(Items listed in a dataset)
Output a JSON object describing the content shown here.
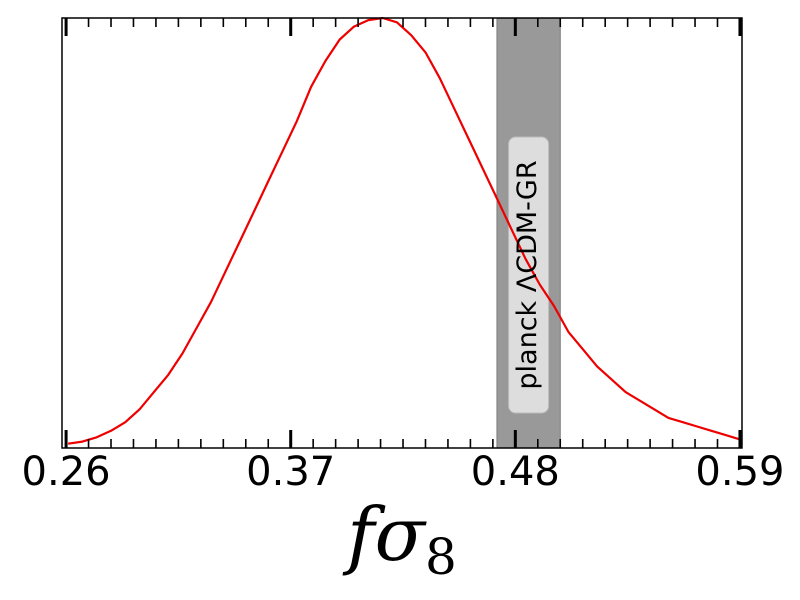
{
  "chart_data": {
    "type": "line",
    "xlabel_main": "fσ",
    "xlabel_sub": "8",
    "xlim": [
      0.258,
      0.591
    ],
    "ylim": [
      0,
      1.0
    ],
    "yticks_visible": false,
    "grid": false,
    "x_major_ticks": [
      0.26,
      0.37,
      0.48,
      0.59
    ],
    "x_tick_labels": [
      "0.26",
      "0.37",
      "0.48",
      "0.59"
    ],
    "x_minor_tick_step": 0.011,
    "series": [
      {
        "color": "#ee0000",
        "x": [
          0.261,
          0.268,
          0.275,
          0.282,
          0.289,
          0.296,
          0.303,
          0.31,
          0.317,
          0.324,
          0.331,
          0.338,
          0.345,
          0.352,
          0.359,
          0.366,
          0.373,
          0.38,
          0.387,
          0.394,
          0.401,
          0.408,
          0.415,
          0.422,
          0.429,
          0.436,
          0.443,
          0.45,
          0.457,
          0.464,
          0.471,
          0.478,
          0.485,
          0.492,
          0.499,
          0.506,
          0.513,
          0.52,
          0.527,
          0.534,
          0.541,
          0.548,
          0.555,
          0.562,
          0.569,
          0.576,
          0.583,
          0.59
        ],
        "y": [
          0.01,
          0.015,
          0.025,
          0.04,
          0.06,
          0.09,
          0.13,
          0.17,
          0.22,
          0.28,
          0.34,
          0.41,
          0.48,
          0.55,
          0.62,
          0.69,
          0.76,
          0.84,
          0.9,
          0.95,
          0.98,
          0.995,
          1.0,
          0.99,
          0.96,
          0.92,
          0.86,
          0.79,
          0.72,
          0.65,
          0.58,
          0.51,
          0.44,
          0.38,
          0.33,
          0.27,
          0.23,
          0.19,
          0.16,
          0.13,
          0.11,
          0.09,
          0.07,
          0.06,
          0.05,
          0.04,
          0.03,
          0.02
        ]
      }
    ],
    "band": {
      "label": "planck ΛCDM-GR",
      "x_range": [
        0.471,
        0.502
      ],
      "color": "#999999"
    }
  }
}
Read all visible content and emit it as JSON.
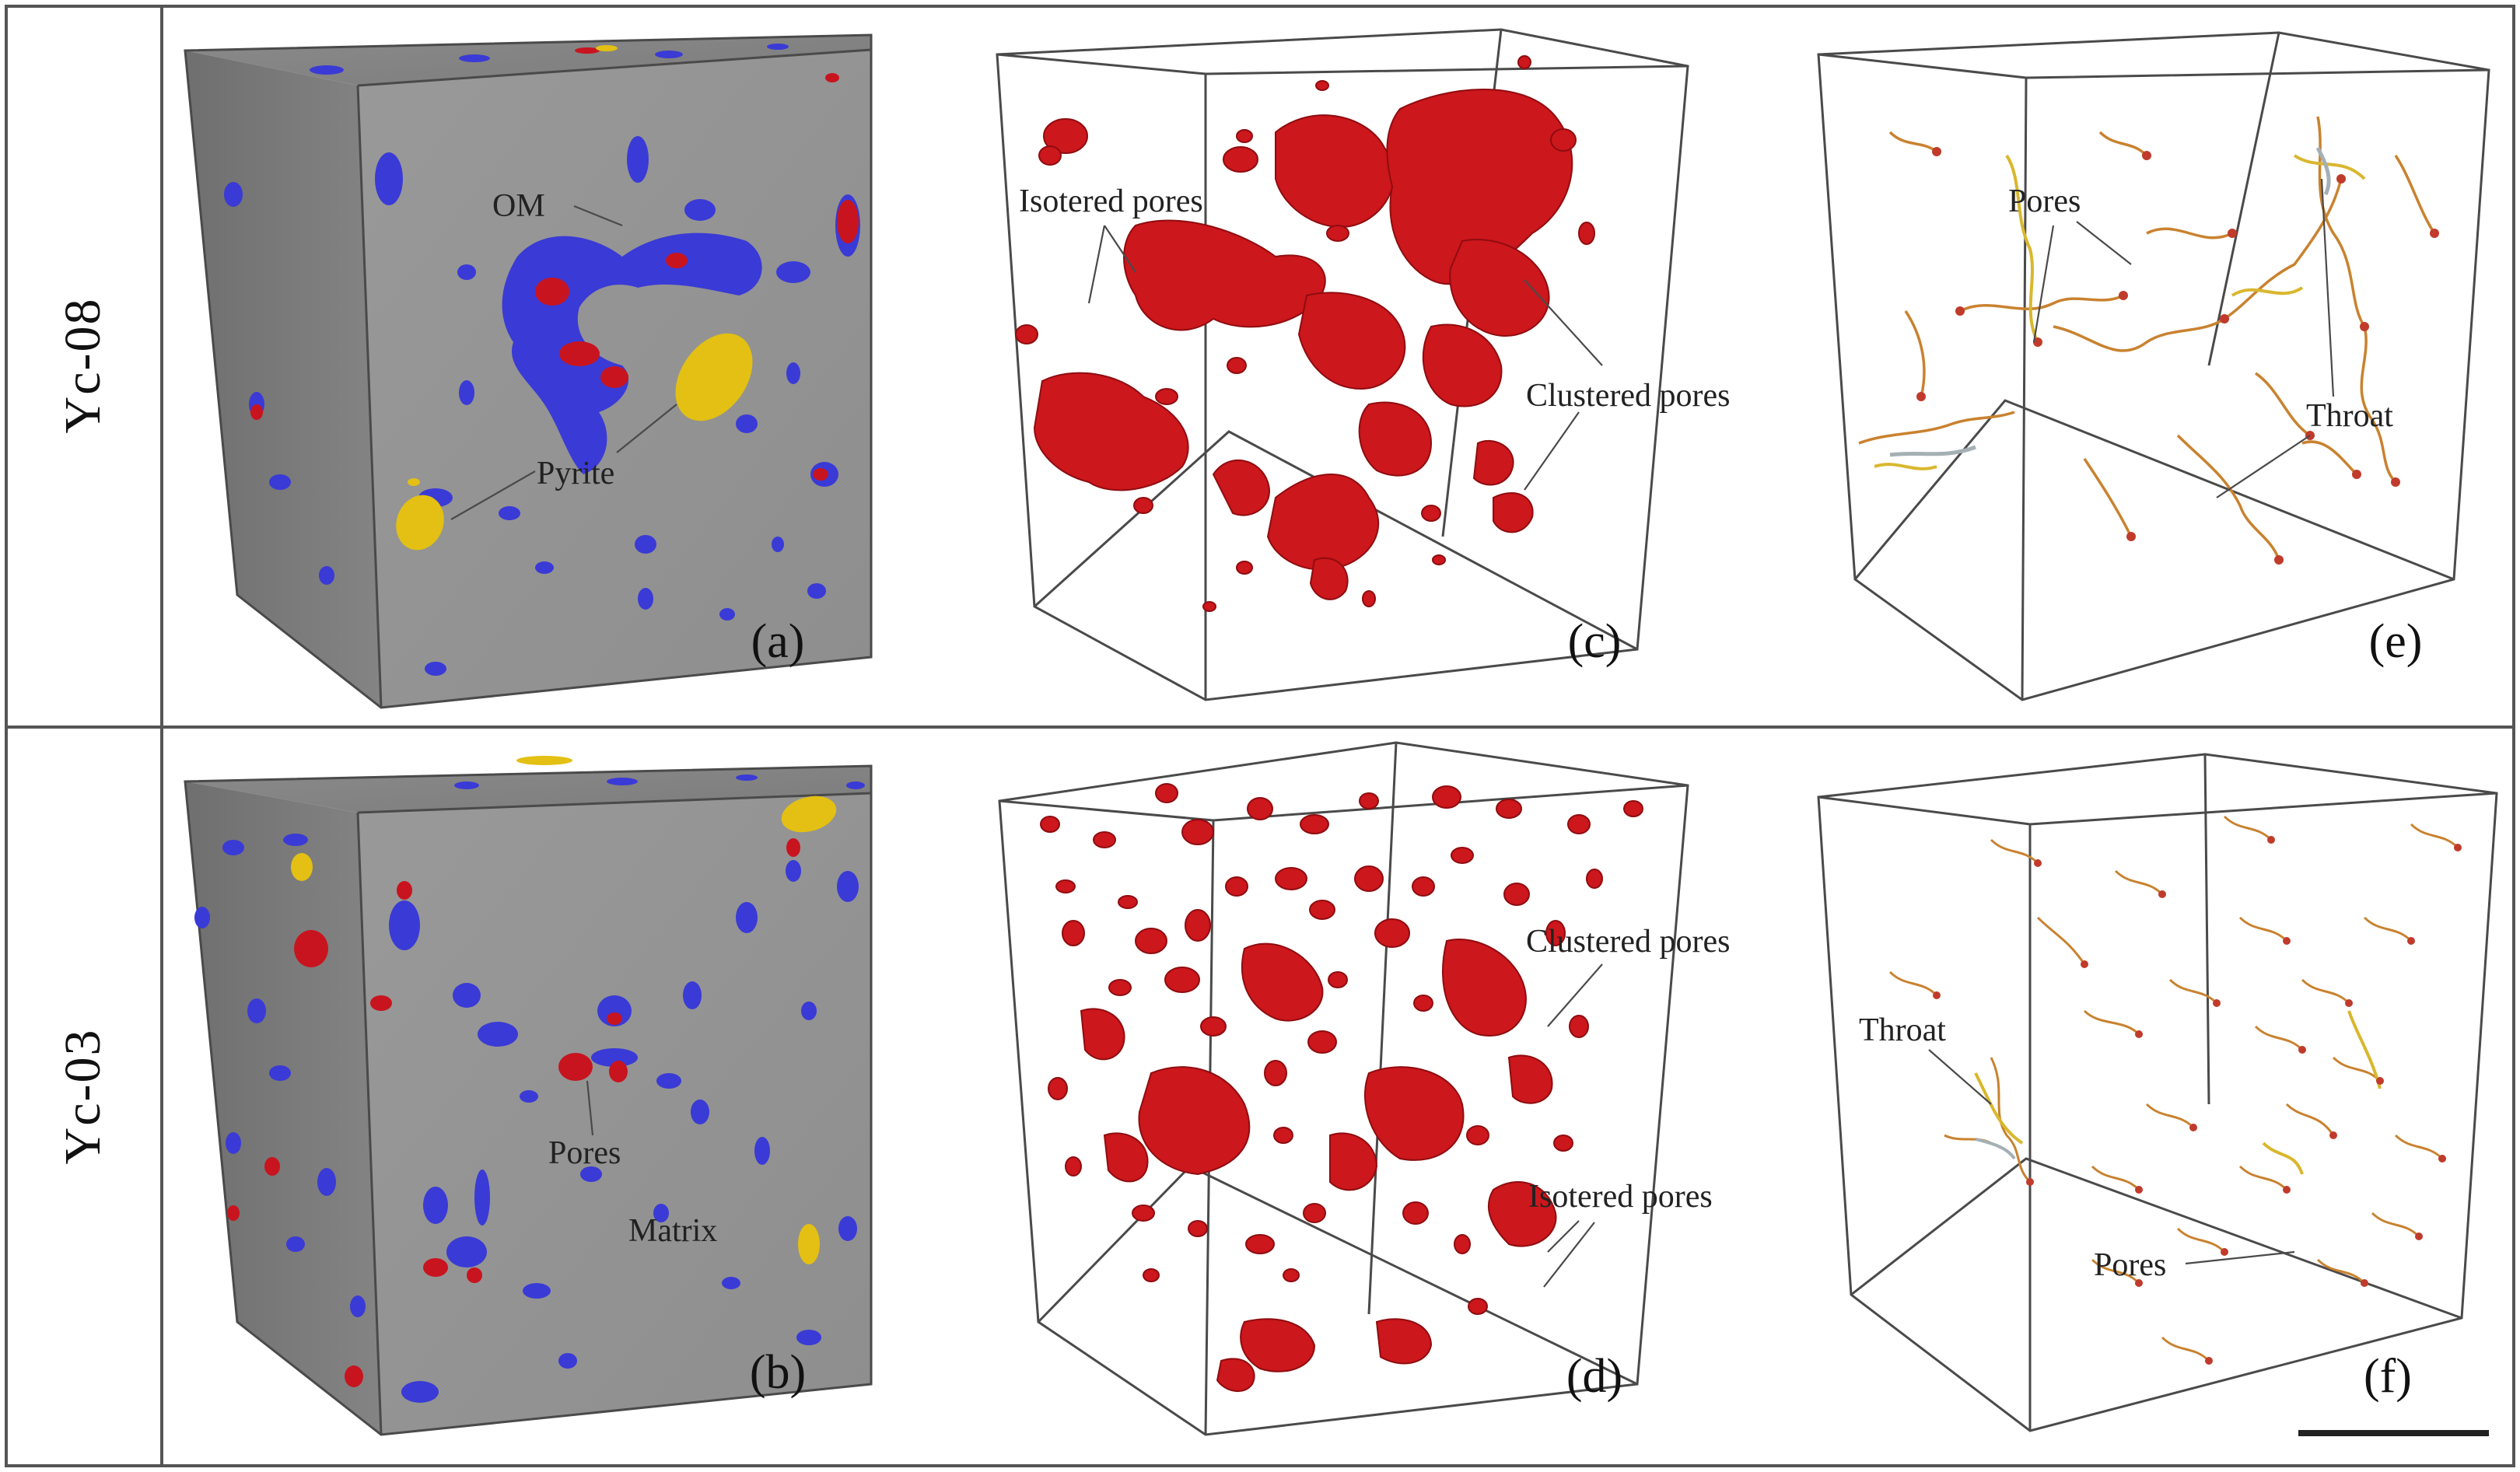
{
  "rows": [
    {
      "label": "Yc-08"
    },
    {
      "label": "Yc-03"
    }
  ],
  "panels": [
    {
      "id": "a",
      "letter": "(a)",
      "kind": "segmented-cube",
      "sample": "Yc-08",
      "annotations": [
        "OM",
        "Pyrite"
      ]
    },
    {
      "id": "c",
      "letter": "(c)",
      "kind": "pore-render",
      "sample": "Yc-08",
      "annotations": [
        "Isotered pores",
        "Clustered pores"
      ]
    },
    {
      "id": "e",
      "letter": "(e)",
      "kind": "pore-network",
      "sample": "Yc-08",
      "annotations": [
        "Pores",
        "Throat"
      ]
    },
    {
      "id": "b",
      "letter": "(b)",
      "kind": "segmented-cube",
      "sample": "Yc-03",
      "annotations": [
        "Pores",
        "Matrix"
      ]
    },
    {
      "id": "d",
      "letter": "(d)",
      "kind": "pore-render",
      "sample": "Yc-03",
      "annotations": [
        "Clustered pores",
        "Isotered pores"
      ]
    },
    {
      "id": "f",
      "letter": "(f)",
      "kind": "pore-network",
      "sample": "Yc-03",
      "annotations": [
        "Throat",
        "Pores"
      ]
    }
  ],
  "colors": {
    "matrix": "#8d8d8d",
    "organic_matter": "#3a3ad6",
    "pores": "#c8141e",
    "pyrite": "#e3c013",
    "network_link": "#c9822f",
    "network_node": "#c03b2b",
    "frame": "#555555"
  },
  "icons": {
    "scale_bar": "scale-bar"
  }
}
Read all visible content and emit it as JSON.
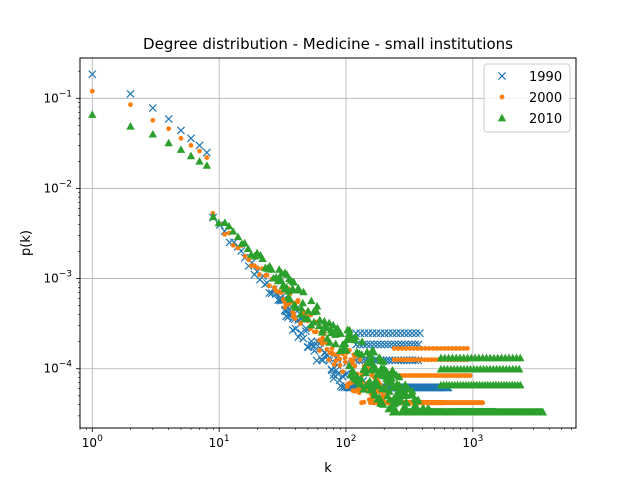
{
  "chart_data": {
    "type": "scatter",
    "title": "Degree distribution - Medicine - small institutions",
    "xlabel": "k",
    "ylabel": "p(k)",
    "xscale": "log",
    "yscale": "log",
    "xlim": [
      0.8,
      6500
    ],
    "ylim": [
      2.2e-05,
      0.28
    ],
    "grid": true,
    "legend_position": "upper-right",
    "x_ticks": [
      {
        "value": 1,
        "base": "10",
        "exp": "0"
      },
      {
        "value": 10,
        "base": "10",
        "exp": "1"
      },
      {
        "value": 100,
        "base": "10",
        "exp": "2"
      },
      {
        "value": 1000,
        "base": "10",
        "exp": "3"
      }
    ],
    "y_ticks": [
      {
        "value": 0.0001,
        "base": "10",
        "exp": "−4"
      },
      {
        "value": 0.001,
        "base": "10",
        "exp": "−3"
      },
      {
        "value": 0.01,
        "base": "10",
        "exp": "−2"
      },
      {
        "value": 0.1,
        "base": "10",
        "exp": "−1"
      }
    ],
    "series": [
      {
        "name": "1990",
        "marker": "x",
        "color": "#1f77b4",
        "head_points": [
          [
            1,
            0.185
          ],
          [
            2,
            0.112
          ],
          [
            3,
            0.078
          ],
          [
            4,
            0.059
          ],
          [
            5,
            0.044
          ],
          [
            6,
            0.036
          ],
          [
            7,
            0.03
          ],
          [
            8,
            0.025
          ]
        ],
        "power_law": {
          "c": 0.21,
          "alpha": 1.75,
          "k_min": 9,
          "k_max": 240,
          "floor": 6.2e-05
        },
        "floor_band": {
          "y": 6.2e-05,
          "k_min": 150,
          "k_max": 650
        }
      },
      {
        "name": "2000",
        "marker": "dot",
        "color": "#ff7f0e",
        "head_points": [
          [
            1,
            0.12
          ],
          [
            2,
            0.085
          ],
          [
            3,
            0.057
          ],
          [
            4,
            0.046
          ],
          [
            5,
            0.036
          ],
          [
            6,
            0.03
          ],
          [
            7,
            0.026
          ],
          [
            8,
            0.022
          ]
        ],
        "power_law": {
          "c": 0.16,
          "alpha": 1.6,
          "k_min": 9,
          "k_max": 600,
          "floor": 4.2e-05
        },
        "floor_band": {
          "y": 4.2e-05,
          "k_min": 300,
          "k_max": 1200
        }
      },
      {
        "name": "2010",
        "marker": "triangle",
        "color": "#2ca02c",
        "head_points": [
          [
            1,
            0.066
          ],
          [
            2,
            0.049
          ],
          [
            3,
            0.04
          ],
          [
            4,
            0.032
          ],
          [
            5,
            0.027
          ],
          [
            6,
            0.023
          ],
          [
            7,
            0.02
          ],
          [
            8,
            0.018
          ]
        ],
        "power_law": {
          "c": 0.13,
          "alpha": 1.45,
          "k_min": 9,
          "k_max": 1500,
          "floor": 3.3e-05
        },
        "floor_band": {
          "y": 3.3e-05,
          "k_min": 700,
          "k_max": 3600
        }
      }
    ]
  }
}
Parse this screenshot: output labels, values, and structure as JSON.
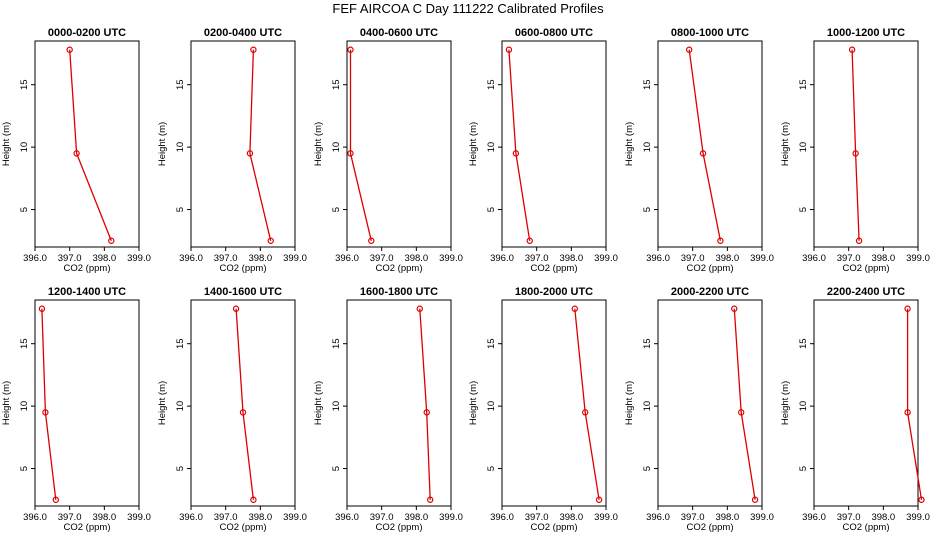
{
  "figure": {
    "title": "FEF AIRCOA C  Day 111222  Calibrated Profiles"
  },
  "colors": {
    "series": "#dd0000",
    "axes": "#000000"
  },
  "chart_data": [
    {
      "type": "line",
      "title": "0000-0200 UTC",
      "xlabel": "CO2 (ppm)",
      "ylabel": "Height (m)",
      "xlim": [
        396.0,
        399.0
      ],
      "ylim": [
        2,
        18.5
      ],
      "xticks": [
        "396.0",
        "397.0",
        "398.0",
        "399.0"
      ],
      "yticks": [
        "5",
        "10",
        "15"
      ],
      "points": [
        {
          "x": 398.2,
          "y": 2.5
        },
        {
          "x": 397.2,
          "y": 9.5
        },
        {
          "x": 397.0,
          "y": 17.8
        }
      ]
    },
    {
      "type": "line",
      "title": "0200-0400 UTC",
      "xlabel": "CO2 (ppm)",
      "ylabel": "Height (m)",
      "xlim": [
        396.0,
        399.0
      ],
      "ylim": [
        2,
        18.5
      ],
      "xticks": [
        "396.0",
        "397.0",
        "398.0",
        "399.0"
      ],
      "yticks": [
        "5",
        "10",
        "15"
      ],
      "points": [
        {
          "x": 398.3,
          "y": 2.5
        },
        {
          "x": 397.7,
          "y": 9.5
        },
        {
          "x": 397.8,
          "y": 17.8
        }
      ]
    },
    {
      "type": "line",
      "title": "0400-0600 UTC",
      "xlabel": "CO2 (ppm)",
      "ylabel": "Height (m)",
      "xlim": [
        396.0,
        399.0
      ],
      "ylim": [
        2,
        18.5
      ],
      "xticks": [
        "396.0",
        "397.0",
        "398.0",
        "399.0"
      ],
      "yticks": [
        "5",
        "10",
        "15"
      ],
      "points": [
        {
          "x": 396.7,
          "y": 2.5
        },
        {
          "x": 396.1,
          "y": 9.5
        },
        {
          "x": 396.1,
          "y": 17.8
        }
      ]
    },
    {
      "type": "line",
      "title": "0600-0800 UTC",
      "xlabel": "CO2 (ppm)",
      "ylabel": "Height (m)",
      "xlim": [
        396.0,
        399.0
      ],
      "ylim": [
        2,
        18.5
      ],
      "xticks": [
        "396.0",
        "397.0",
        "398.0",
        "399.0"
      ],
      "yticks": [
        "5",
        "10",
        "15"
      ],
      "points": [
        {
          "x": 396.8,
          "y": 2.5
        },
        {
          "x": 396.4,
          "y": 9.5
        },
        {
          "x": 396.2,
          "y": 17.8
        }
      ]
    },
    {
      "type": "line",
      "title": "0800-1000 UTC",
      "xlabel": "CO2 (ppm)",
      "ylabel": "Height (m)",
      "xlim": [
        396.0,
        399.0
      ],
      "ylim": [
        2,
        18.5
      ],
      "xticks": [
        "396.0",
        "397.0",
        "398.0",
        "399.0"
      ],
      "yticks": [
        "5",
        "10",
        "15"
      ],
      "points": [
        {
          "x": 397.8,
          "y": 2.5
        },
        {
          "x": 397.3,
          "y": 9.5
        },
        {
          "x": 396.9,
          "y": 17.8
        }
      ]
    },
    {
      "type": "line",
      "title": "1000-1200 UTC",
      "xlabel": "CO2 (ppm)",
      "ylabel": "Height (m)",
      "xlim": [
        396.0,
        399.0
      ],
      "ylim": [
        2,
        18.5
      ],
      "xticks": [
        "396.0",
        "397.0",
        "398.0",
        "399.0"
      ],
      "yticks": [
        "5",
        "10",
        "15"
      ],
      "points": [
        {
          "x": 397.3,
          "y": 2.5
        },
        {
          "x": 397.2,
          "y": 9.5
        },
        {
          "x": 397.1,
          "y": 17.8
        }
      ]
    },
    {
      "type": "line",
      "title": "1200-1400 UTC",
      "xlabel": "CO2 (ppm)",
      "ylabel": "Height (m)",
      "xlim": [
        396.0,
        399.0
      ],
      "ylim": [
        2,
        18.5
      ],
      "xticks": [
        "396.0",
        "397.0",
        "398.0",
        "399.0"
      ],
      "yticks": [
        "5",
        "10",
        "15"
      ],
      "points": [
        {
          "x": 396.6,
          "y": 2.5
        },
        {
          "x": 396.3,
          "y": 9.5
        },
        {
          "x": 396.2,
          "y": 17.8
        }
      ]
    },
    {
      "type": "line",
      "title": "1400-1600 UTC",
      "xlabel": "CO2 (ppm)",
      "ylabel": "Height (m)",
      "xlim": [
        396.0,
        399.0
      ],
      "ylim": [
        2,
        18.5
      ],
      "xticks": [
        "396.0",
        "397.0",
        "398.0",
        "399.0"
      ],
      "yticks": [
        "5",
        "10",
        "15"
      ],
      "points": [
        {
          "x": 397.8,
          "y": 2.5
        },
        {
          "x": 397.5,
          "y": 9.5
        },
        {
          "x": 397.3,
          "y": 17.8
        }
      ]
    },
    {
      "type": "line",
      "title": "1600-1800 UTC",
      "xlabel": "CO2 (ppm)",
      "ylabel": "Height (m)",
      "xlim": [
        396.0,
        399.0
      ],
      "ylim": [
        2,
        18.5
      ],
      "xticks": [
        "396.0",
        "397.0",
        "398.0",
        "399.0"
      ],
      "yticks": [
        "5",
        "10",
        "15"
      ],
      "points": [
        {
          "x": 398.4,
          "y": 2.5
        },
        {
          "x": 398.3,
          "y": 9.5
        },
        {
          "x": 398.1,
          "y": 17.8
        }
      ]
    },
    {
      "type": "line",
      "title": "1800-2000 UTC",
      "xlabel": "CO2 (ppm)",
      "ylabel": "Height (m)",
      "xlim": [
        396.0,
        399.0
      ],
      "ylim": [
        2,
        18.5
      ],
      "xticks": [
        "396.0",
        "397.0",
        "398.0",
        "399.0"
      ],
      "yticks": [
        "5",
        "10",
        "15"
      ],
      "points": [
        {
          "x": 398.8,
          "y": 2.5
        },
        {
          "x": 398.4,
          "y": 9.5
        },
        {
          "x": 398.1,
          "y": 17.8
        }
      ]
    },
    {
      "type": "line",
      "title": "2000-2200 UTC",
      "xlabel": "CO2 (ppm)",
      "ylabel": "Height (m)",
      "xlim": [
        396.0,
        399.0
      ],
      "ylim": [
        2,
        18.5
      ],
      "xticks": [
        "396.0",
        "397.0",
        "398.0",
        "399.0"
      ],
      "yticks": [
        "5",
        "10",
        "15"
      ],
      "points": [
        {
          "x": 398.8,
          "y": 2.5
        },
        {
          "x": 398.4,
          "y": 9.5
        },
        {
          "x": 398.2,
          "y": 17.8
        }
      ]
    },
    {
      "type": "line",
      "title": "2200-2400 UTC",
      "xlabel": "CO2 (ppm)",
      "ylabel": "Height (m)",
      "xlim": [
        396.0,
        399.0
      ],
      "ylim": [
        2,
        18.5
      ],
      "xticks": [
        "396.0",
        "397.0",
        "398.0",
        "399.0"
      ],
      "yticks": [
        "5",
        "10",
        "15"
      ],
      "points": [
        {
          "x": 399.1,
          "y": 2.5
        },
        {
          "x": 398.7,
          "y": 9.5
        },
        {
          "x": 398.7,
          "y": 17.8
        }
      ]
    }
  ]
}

**What to work on**: Review the material and copy each line in which the word "letter" appears.

**Written solution**:
      "letter": "(a)",
      "letter": "(c)",
      "letter": "(e)",
      "letter": "(b)",
      "letter": "(d)",
      "letter": "(f)",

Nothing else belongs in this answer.